** Start **
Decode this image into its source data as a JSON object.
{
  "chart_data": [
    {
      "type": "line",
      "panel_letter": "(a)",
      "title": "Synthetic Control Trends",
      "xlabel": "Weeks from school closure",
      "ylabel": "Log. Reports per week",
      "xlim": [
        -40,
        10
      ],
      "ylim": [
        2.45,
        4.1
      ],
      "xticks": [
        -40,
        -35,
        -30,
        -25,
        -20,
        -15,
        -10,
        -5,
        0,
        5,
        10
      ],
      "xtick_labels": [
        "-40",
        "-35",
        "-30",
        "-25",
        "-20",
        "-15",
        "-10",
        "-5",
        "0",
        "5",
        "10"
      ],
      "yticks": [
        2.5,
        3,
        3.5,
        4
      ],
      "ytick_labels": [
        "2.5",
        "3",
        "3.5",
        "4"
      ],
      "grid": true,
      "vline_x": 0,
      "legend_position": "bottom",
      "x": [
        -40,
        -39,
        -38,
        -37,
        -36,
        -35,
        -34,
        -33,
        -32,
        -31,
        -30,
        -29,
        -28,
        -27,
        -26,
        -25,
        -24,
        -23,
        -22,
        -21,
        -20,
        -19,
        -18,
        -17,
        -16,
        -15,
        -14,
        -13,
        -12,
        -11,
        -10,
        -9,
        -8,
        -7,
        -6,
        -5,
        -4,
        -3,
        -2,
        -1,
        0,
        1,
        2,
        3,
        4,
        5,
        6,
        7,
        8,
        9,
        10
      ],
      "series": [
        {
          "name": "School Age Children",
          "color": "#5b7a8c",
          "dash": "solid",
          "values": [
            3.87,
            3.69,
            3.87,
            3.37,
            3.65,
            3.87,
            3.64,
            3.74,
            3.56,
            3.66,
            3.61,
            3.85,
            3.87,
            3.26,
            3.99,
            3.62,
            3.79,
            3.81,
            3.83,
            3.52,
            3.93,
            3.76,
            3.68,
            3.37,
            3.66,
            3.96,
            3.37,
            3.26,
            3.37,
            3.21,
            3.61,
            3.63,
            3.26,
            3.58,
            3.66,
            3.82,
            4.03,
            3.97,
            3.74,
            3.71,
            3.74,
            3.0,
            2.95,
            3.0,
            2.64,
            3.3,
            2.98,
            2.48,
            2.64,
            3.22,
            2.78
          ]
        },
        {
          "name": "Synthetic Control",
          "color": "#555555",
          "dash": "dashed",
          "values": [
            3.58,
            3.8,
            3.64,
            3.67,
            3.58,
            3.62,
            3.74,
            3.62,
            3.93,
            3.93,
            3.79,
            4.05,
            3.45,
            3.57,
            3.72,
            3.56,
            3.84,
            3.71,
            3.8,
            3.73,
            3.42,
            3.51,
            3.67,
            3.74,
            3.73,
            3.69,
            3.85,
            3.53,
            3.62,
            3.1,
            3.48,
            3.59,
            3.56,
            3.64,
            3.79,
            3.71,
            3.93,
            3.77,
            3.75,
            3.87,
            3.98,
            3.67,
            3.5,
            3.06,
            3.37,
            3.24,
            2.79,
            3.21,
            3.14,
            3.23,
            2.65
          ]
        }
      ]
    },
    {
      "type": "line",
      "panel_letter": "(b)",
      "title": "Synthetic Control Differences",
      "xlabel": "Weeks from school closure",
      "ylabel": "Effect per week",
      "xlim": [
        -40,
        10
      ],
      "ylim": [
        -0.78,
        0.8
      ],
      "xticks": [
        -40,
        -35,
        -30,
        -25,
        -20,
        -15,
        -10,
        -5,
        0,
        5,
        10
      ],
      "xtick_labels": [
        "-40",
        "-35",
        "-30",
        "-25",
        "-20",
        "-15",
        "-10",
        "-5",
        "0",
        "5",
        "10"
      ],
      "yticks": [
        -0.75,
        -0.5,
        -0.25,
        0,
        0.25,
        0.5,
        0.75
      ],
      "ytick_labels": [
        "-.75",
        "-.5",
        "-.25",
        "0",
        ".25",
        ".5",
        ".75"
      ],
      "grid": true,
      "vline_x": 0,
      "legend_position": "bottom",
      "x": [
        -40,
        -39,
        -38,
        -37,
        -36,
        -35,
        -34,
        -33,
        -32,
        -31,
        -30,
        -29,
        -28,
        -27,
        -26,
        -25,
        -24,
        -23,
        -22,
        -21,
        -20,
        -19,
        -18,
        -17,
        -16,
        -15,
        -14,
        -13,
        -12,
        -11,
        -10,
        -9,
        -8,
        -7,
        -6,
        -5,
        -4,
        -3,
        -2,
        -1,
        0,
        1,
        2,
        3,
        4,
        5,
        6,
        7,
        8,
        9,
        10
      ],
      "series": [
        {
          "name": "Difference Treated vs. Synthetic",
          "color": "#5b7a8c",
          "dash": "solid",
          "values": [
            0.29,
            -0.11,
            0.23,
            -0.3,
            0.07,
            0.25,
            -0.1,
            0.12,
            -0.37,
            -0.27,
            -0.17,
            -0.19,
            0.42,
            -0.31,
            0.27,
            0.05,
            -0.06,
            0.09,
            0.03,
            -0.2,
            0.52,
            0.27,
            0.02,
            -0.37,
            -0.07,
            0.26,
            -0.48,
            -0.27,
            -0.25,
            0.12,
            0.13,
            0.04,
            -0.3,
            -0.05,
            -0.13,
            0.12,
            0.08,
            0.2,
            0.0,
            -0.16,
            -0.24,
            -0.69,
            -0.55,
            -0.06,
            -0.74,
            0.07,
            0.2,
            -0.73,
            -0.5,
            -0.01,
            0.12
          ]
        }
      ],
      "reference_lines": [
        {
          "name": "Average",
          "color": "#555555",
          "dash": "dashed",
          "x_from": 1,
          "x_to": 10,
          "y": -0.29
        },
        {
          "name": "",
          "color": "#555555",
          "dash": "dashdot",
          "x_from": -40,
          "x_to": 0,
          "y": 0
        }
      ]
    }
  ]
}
** End **
● What you are asked to do
Print every entry exactly as written.

● Written solution
Decode this image into its source data as a JSON object.
{
  "chart_data": [
    {
      "type": "line",
      "panel_letter": "(a)",
      "title": "Synthetic Control Trends",
      "xlabel": "Weeks from school closure",
      "ylabel": "Log. Reports per week",
      "xlim": [
        -40,
        10
      ],
      "ylim": [
        2.45,
        4.1
      ],
      "xticks": [
        -40,
        -35,
        -30,
        -25,
        -20,
        -15,
        -10,
        -5,
        0,
        5,
        10
      ],
      "xtick_labels": [
        "-40",
        "-35",
        "-30",
        "-25",
        "-20",
        "-15",
        "-10",
        "-5",
        "0",
        "5",
        "10"
      ],
      "yticks": [
        2.5,
        3,
        3.5,
        4
      ],
      "ytick_labels": [
        "2.5",
        "3",
        "3.5",
        "4"
      ],
      "grid": true,
      "vline_x": 0,
      "legend_position": "bottom",
      "x": [
        -40,
        -39,
        -38,
        -37,
        -36,
        -35,
        -34,
        -33,
        -32,
        -31,
        -30,
        -29,
        -28,
        -27,
        -26,
        -25,
        -24,
        -23,
        -22,
        -21,
        -20,
        -19,
        -18,
        -17,
        -16,
        -15,
        -14,
        -13,
        -12,
        -11,
        -10,
        -9,
        -8,
        -7,
        -6,
        -5,
        -4,
        -3,
        -2,
        -1,
        0,
        1,
        2,
        3,
        4,
        5,
        6,
        7,
        8,
        9,
        10
      ],
      "series": [
        {
          "name": "School Age Children",
          "color": "#5b7a8c",
          "dash": "solid",
          "values": [
            3.87,
            3.69,
            3.87,
            3.37,
            3.65,
            3.87,
            3.64,
            3.74,
            3.56,
            3.66,
            3.61,
            3.85,
            3.87,
            3.26,
            3.99,
            3.62,
            3.79,
            3.81,
            3.83,
            3.52,
            3.93,
            3.76,
            3.68,
            3.37,
            3.66,
            3.96,
            3.37,
            3.26,
            3.37,
            3.21,
            3.61,
            3.63,
            3.26,
            3.58,
            3.66,
            3.82,
            4.03,
            3.97,
            3.74,
            3.71,
            3.74,
            3.0,
            2.95,
            3.0,
            2.64,
            3.3,
            2.98,
            2.48,
            2.64,
            3.22,
            2.78
          ]
        },
        {
          "name": "Synthetic Control",
          "color": "#555555",
          "dash": "dashed",
          "values": [
            3.58,
            3.8,
            3.64,
            3.67,
            3.58,
            3.62,
            3.74,
            3.62,
            3.93,
            3.93,
            3.79,
            4.05,
            3.45,
            3.57,
            3.72,
            3.56,
            3.84,
            3.71,
            3.8,
            3.73,
            3.42,
            3.51,
            3.67,
            3.74,
            3.73,
            3.69,
            3.85,
            3.53,
            3.62,
            3.1,
            3.48,
            3.59,
            3.56,
            3.64,
            3.79,
            3.71,
            3.93,
            3.77,
            3.75,
            3.87,
            3.98,
            3.67,
            3.5,
            3.06,
            3.37,
            3.24,
            2.79,
            3.21,
            3.14,
            3.23,
            2.65
          ]
        }
      ]
    },
    {
      "type": "line",
      "panel_letter": "(b)",
      "title": "Synthetic Control Differences",
      "xlabel": "Weeks from school closure",
      "ylabel": "Effect per week",
      "xlim": [
        -40,
        10
      ],
      "ylim": [
        -0.78,
        0.8
      ],
      "xticks": [
        -40,
        -35,
        -30,
        -25,
        -20,
        -15,
        -10,
        -5,
        0,
        5,
        10
      ],
      "xtick_labels": [
        "-40",
        "-35",
        "-30",
        "-25",
        "-20",
        "-15",
        "-10",
        "-5",
        "0",
        "5",
        "10"
      ],
      "yticks": [
        -0.75,
        -0.5,
        -0.25,
        0,
        0.25,
        0.5,
        0.75
      ],
      "ytick_labels": [
        "-.75",
        "-.5",
        "-.25",
        "0",
        ".25",
        ".5",
        ".75"
      ],
      "grid": true,
      "vline_x": 0,
      "legend_position": "bottom",
      "x": [
        -40,
        -39,
        -38,
        -37,
        -36,
        -35,
        -34,
        -33,
        -32,
        -31,
        -30,
        -29,
        -28,
        -27,
        -26,
        -25,
        -24,
        -23,
        -22,
        -21,
        -20,
        -19,
        -18,
        -17,
        -16,
        -15,
        -14,
        -13,
        -12,
        -11,
        -10,
        -9,
        -8,
        -7,
        -6,
        -5,
        -4,
        -3,
        -2,
        -1,
        0,
        1,
        2,
        3,
        4,
        5,
        6,
        7,
        8,
        9,
        10
      ],
      "series": [
        {
          "name": "Difference Treated vs. Synthetic",
          "color": "#5b7a8c",
          "dash": "solid",
          "values": [
            0.29,
            -0.11,
            0.23,
            -0.3,
            0.07,
            0.25,
            -0.1,
            0.12,
            -0.37,
            -0.27,
            -0.17,
            -0.19,
            0.42,
            -0.31,
            0.27,
            0.05,
            -0.06,
            0.09,
            0.03,
            -0.2,
            0.52,
            0.27,
            0.02,
            -0.37,
            -0.07,
            0.26,
            -0.48,
            -0.27,
            -0.25,
            0.12,
            0.13,
            0.04,
            -0.3,
            -0.05,
            -0.13,
            0.12,
            0.08,
            0.2,
            0.0,
            -0.16,
            -0.24,
            -0.69,
            -0.55,
            -0.06,
            -0.74,
            0.07,
            0.2,
            -0.73,
            -0.5,
            -0.01,
            0.12
          ]
        }
      ],
      "reference_lines": [
        {
          "name": "Average",
          "color": "#555555",
          "dash": "dashed",
          "x_from": 1,
          "x_to": 10,
          "y": -0.29
        },
        {
          "name": "",
          "color": "#555555",
          "dash": "dashdot",
          "x_from": -40,
          "x_to": 0,
          "y": 0
        }
      ]
    }
  ]
}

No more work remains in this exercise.